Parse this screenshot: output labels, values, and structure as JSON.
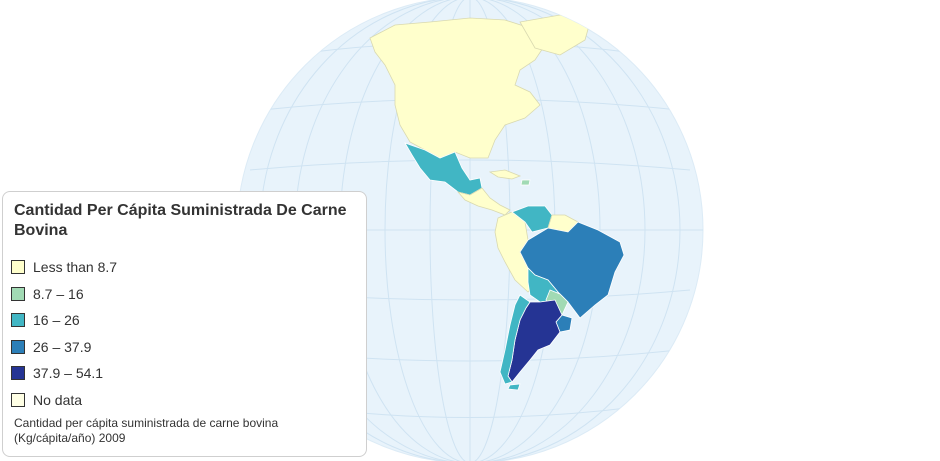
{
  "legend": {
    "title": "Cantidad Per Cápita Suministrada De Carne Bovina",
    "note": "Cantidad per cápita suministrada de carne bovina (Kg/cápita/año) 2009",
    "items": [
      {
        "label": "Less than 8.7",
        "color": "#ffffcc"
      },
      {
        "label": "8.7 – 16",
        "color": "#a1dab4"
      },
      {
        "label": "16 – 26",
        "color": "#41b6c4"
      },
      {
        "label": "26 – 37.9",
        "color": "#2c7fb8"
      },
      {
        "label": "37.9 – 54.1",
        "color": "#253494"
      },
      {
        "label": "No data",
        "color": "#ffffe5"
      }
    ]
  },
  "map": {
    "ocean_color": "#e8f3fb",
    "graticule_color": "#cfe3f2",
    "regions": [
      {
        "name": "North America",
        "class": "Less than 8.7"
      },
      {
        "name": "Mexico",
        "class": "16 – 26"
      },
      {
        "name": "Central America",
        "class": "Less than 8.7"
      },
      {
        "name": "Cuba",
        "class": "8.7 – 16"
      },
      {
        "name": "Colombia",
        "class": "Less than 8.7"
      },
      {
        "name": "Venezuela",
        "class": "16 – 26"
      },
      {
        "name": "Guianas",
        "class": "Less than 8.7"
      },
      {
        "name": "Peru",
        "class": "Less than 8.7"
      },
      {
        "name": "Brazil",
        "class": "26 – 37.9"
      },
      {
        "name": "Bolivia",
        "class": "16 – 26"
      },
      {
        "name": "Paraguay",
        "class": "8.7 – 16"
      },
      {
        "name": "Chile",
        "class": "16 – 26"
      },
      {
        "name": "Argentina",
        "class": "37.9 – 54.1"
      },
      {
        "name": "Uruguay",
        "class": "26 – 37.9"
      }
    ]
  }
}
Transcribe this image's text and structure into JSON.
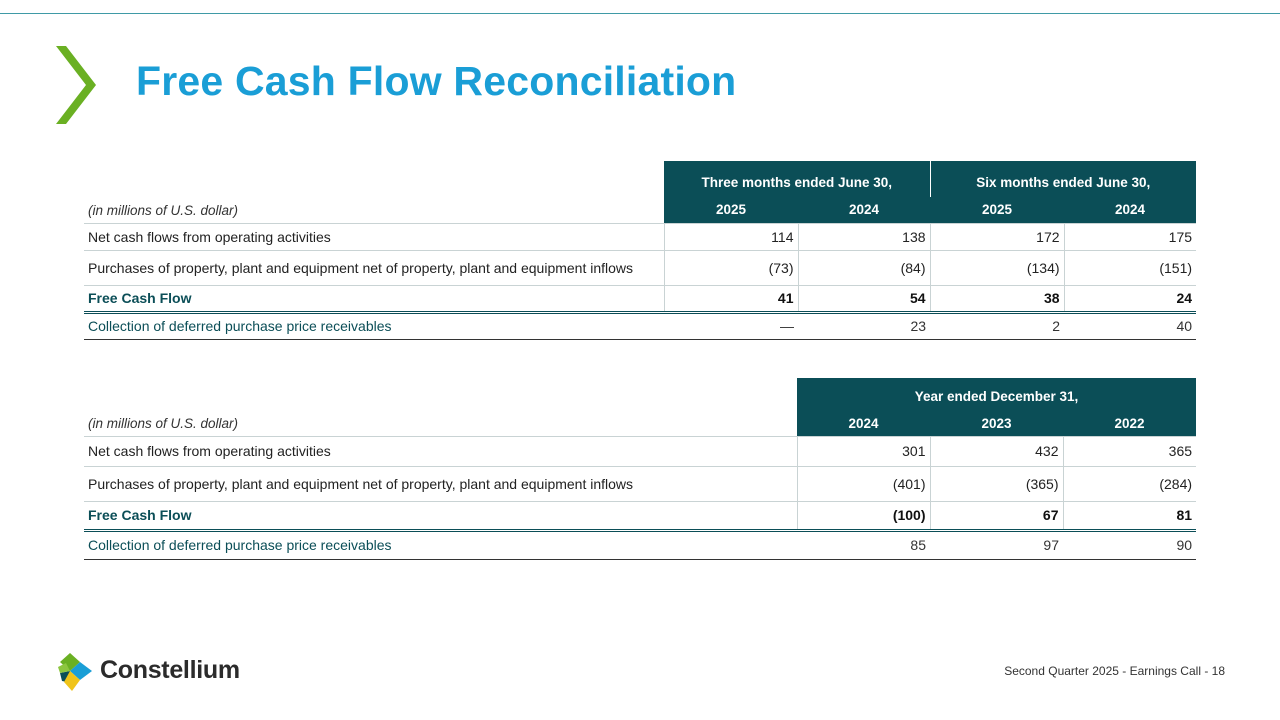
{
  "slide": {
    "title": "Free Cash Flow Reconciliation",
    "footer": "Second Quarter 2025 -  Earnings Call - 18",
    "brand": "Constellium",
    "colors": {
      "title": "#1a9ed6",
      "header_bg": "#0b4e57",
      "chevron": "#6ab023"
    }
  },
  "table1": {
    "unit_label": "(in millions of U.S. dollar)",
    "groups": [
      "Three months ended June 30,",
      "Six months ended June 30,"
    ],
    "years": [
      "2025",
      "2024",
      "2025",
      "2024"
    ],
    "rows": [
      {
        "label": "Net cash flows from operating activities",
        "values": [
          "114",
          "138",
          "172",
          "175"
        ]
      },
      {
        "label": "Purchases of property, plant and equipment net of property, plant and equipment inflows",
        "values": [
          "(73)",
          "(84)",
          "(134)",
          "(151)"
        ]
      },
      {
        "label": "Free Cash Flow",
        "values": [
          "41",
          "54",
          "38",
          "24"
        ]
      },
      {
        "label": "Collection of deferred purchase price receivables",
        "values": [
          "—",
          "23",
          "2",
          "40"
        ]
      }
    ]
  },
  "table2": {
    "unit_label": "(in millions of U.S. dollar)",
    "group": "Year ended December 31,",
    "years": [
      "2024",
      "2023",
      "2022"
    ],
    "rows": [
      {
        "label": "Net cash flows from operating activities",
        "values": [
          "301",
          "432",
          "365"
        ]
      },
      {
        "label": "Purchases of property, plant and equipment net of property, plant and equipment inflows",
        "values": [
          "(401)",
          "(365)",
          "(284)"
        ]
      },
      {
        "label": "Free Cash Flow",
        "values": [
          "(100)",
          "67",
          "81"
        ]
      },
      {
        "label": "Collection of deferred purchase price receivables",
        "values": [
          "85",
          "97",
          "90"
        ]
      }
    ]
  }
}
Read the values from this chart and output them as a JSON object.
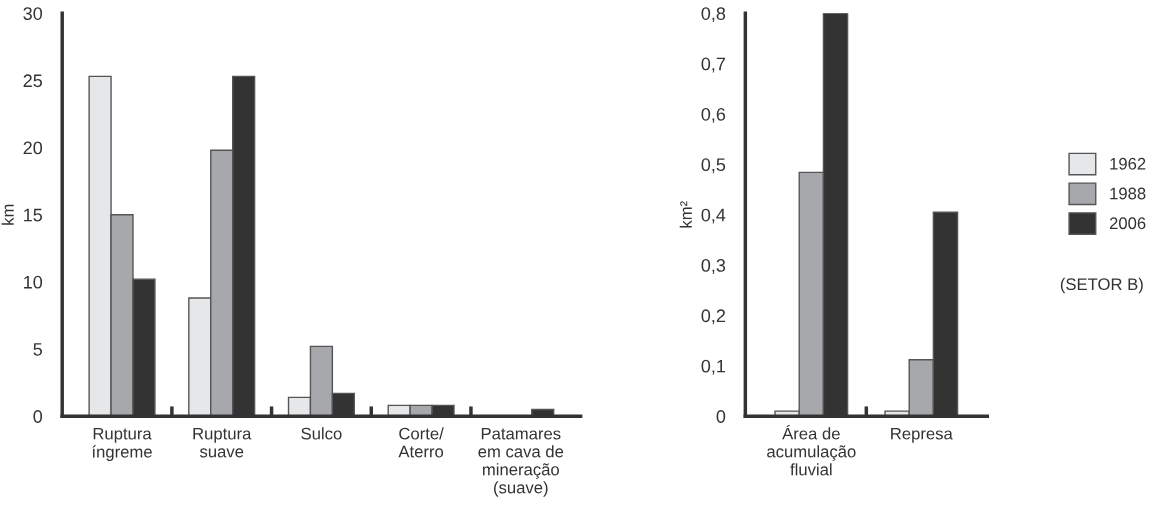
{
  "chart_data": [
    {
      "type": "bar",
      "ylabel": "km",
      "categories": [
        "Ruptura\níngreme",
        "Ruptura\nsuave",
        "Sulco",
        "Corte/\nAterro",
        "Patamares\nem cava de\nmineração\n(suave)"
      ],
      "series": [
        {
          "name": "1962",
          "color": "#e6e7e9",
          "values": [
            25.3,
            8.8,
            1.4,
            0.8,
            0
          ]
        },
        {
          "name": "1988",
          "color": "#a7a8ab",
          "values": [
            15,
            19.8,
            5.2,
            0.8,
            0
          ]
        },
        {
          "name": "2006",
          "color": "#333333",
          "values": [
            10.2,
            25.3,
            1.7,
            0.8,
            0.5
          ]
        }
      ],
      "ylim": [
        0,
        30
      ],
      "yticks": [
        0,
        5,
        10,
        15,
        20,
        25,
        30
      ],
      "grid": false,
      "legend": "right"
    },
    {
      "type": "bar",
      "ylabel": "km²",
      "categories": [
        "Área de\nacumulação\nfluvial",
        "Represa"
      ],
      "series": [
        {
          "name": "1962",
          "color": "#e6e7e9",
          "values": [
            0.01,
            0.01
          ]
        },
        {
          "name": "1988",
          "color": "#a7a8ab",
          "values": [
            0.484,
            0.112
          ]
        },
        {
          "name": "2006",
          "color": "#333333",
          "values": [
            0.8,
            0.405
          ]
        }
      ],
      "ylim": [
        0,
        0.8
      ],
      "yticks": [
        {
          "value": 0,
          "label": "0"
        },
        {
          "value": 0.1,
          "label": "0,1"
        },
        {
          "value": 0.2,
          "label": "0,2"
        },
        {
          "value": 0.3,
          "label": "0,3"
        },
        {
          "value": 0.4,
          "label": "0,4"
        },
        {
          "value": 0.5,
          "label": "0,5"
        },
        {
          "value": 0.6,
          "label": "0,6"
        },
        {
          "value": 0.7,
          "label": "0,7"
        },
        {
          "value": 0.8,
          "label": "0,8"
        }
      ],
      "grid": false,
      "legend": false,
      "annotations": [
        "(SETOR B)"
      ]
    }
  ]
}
---
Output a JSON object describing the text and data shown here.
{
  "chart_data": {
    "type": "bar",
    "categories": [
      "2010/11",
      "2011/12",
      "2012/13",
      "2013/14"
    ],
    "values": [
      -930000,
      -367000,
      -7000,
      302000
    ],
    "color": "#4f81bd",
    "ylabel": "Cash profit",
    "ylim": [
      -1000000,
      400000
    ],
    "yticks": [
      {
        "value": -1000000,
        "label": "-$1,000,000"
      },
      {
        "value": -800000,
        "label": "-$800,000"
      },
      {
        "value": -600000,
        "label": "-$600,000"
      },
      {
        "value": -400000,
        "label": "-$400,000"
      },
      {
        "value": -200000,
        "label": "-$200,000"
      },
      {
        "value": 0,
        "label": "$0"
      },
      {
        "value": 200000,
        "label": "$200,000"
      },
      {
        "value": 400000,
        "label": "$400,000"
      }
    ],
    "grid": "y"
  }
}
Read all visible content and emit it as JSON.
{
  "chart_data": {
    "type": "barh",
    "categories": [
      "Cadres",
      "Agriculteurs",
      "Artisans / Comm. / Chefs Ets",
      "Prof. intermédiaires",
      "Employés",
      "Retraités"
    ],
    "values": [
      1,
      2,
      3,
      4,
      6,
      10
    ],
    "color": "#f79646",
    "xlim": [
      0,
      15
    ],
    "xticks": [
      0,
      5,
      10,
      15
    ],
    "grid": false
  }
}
==
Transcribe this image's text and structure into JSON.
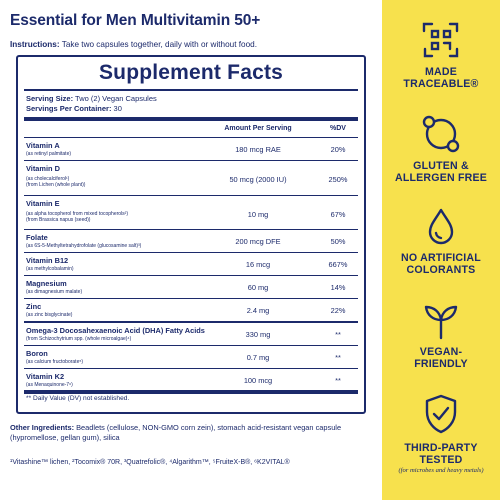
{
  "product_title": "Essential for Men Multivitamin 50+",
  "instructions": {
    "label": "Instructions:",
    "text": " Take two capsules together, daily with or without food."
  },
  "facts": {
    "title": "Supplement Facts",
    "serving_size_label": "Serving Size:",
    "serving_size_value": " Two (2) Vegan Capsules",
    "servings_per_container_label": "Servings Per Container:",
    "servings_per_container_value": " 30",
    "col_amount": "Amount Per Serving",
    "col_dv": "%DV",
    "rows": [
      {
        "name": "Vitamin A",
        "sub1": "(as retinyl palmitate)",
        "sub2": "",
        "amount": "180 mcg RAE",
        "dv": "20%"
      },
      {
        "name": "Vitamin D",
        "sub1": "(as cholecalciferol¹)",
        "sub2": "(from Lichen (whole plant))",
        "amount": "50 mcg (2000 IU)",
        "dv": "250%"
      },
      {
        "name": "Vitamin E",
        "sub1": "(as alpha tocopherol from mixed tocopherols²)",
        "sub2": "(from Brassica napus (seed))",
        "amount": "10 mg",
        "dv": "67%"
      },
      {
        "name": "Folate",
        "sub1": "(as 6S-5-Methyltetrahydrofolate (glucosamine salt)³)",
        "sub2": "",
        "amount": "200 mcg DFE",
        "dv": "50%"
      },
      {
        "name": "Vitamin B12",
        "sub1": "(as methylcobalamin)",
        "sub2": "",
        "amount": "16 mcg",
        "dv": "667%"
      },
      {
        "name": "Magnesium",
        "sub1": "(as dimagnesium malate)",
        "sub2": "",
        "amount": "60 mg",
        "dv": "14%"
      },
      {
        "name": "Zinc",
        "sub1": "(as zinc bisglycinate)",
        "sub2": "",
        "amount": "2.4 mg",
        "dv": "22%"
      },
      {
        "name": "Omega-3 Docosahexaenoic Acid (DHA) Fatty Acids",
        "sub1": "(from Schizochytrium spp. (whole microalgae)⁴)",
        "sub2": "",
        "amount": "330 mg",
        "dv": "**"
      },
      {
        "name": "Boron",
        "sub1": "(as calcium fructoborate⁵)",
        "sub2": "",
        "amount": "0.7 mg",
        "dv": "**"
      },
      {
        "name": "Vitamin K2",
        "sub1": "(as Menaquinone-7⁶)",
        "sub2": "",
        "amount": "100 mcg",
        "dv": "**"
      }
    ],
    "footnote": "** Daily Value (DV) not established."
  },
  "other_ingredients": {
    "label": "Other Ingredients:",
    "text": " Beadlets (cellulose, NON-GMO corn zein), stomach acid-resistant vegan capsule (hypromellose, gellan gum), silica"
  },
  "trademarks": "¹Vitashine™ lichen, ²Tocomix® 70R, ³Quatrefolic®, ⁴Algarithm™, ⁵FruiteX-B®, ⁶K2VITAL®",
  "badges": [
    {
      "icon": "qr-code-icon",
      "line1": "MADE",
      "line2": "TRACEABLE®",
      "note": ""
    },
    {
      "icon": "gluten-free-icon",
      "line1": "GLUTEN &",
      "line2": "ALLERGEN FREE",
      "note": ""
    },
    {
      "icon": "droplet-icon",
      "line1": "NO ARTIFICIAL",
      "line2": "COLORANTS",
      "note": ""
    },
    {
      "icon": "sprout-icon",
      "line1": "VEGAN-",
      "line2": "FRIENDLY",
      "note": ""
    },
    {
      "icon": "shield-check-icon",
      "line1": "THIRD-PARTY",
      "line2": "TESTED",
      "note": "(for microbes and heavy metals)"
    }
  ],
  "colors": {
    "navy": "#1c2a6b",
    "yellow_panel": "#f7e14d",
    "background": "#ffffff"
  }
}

Direction | Make a copy of each line that contains the string "icon".

Answer to the problem |
      "icon": "qr-code-icon",
      "icon": "gluten-free-icon",
      "icon": "droplet-icon",
      "icon": "sprout-icon",
      "icon": "shield-check-icon",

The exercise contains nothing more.